Task goal
List every line in this data where the string "subtitle" occurs.

[BEGIN Record list]

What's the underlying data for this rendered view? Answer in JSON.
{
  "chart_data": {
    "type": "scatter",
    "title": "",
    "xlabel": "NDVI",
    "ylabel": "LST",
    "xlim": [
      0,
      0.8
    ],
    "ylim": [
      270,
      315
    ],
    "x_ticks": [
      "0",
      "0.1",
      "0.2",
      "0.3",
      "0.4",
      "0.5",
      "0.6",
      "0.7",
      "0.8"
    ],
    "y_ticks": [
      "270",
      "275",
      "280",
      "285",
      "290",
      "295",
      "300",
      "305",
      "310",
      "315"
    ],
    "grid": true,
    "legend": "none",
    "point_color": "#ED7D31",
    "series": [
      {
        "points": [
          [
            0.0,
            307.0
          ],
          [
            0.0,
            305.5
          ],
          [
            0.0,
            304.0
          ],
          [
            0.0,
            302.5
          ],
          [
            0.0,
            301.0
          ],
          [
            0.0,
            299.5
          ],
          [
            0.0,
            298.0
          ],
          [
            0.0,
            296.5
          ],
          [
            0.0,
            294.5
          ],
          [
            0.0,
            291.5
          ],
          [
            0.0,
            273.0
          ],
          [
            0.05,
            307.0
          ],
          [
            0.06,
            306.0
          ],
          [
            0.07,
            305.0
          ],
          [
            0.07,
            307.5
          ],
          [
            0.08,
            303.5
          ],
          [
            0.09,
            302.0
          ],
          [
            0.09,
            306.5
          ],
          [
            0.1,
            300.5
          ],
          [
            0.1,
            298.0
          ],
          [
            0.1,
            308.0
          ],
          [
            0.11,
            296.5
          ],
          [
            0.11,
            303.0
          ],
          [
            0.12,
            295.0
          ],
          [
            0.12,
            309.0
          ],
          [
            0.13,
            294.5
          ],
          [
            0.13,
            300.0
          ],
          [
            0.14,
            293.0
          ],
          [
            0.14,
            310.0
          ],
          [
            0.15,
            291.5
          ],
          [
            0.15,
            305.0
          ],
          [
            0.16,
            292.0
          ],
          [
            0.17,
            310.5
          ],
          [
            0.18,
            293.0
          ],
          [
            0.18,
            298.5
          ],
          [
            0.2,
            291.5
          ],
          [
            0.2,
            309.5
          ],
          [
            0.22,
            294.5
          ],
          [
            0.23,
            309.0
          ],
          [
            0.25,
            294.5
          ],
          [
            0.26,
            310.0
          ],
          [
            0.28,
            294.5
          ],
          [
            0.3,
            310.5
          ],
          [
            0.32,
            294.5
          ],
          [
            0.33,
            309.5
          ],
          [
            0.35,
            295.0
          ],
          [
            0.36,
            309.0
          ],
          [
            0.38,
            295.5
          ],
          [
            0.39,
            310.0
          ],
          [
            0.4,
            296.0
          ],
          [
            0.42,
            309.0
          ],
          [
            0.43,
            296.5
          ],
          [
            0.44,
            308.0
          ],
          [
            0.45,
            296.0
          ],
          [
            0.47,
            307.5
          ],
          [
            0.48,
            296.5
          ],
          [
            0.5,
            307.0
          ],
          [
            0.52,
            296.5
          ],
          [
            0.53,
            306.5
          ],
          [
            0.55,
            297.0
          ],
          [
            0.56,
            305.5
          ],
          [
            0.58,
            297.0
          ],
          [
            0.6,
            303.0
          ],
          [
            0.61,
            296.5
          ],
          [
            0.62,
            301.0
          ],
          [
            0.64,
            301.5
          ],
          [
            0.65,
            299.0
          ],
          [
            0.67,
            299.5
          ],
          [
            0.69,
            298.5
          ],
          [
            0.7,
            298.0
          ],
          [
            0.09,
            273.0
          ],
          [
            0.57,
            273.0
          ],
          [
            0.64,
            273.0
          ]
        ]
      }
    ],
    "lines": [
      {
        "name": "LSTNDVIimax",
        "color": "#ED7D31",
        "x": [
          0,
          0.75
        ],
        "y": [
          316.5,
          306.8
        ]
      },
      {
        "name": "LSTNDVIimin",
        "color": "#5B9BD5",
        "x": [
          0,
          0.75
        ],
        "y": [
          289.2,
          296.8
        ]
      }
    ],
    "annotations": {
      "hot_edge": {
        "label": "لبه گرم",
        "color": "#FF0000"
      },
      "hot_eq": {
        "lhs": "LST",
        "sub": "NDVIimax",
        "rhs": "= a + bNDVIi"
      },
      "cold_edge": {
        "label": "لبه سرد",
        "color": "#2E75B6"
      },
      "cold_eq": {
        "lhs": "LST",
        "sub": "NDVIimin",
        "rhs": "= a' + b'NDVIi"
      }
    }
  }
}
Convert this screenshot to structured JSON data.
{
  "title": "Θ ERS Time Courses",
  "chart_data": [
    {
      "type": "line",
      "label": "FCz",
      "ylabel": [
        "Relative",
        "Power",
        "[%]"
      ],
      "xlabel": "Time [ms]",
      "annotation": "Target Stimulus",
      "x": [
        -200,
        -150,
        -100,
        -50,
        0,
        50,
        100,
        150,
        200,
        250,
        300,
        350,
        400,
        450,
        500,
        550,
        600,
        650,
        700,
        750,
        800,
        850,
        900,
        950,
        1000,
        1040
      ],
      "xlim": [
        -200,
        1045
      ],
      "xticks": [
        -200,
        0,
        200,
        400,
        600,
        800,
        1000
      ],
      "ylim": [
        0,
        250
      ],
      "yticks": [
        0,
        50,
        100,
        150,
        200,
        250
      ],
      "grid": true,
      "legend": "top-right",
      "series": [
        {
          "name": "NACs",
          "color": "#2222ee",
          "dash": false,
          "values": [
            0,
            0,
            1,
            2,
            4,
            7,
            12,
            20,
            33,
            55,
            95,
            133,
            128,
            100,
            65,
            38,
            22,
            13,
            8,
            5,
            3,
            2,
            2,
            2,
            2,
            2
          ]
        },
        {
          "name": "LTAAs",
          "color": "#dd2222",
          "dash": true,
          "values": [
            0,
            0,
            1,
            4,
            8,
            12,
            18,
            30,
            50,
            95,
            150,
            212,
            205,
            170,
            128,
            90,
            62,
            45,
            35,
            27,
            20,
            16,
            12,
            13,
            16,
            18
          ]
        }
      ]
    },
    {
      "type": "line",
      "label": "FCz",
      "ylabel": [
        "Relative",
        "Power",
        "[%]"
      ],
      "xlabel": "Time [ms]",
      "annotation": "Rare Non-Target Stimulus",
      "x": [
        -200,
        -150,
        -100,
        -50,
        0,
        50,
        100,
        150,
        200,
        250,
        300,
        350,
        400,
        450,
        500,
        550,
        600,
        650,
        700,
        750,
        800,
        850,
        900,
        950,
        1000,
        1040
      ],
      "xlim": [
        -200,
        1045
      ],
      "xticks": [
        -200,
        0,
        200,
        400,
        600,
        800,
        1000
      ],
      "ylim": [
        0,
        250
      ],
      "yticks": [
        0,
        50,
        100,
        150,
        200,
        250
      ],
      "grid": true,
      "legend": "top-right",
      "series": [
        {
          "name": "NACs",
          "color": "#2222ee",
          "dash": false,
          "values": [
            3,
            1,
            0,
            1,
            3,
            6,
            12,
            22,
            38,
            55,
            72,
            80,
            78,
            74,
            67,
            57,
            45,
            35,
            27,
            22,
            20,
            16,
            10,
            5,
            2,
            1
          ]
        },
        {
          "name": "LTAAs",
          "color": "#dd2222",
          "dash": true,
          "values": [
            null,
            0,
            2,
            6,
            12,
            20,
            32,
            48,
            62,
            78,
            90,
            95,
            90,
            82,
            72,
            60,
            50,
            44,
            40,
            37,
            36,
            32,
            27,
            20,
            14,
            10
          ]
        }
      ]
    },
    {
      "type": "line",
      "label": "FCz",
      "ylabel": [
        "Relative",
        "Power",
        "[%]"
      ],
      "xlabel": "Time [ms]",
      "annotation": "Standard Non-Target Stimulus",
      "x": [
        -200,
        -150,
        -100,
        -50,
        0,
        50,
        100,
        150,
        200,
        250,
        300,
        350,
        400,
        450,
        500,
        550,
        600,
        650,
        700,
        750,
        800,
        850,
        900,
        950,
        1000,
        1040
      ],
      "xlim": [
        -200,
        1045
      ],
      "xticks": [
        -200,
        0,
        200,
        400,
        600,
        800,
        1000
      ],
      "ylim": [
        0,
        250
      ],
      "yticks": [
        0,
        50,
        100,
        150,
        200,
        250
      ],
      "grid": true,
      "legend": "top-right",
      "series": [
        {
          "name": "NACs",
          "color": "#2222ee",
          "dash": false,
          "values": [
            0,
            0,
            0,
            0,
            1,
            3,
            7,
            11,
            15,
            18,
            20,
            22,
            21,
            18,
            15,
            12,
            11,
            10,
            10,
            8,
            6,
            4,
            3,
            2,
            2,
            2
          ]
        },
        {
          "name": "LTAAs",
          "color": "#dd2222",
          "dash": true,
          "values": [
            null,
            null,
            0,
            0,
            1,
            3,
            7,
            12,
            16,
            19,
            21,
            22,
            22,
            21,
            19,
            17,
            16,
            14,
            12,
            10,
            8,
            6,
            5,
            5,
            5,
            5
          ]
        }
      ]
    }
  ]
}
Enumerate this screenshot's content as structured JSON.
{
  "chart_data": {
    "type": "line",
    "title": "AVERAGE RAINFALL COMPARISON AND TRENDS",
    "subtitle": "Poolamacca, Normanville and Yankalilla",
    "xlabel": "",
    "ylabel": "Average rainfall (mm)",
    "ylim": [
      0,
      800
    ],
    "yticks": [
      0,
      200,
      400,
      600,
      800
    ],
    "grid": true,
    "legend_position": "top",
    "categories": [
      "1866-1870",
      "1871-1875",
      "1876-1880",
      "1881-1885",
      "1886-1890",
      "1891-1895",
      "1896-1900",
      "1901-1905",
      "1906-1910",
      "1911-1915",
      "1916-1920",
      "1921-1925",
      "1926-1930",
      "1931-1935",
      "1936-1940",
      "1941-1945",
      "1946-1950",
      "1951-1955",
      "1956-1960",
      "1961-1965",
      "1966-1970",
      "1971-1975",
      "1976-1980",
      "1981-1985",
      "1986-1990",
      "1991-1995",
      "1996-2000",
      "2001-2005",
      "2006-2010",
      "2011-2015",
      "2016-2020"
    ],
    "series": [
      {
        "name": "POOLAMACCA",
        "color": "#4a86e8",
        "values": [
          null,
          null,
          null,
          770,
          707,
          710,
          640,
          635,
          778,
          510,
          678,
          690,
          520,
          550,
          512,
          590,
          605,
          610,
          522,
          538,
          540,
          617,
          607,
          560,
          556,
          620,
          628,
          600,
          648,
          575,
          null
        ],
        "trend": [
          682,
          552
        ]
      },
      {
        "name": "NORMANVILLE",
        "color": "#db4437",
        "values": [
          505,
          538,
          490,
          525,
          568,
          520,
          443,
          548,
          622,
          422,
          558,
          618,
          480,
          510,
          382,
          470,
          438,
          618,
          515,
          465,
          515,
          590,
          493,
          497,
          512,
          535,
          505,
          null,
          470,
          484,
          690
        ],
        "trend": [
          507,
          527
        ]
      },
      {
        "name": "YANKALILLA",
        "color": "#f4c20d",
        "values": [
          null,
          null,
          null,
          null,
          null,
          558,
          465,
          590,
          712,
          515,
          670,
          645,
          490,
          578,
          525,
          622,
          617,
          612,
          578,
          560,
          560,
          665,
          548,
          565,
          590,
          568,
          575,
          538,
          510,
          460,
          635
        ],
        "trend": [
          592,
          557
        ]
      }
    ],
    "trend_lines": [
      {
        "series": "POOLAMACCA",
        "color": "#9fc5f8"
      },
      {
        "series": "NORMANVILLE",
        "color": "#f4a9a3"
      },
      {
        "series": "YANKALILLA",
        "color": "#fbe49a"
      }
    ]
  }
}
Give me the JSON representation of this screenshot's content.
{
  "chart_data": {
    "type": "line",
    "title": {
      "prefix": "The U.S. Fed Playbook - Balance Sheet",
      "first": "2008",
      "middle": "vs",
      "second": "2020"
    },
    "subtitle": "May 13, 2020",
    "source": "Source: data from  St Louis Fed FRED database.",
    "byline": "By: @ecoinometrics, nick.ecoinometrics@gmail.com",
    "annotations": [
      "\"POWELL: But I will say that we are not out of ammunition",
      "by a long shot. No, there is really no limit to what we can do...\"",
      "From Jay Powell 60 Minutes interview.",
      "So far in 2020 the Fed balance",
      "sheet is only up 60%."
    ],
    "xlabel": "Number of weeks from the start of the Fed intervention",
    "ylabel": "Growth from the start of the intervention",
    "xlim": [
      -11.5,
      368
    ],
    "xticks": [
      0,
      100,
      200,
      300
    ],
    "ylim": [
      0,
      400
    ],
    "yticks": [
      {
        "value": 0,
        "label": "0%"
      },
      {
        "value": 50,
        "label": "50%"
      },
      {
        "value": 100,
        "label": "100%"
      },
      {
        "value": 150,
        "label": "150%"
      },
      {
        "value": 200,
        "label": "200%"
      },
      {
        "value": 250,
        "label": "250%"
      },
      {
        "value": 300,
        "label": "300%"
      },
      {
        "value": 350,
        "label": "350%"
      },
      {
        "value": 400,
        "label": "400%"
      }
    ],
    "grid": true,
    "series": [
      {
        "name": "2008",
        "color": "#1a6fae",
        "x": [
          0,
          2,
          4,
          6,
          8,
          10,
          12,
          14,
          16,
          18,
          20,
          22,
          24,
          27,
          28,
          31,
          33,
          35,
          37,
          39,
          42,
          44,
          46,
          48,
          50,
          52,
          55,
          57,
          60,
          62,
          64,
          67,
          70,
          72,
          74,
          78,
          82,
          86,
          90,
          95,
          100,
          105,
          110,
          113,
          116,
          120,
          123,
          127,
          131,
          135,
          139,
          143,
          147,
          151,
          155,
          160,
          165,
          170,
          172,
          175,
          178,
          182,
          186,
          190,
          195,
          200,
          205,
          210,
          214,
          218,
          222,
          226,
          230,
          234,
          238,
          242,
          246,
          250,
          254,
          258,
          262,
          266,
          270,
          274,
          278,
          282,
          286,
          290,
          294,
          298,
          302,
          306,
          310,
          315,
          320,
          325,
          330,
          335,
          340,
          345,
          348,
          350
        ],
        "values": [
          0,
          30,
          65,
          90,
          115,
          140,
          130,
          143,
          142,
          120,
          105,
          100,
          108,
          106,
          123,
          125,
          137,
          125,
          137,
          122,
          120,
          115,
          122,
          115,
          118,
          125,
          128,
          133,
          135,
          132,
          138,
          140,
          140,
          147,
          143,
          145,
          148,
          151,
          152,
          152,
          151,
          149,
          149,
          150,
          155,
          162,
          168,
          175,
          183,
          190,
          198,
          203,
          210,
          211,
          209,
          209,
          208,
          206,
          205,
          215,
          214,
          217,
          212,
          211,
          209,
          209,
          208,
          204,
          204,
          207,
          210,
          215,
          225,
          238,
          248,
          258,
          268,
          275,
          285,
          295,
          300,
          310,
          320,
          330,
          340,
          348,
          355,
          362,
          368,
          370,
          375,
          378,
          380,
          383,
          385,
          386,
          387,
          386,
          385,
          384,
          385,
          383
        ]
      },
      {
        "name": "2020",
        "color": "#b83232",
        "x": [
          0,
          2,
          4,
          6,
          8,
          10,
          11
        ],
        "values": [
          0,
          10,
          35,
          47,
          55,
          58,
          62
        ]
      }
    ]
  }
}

[END Record list]

Answer for this exercise
    "subtitle": "Poolamacca, Normanville and Yankalilla",
    "subtitle": "May 13, 2020",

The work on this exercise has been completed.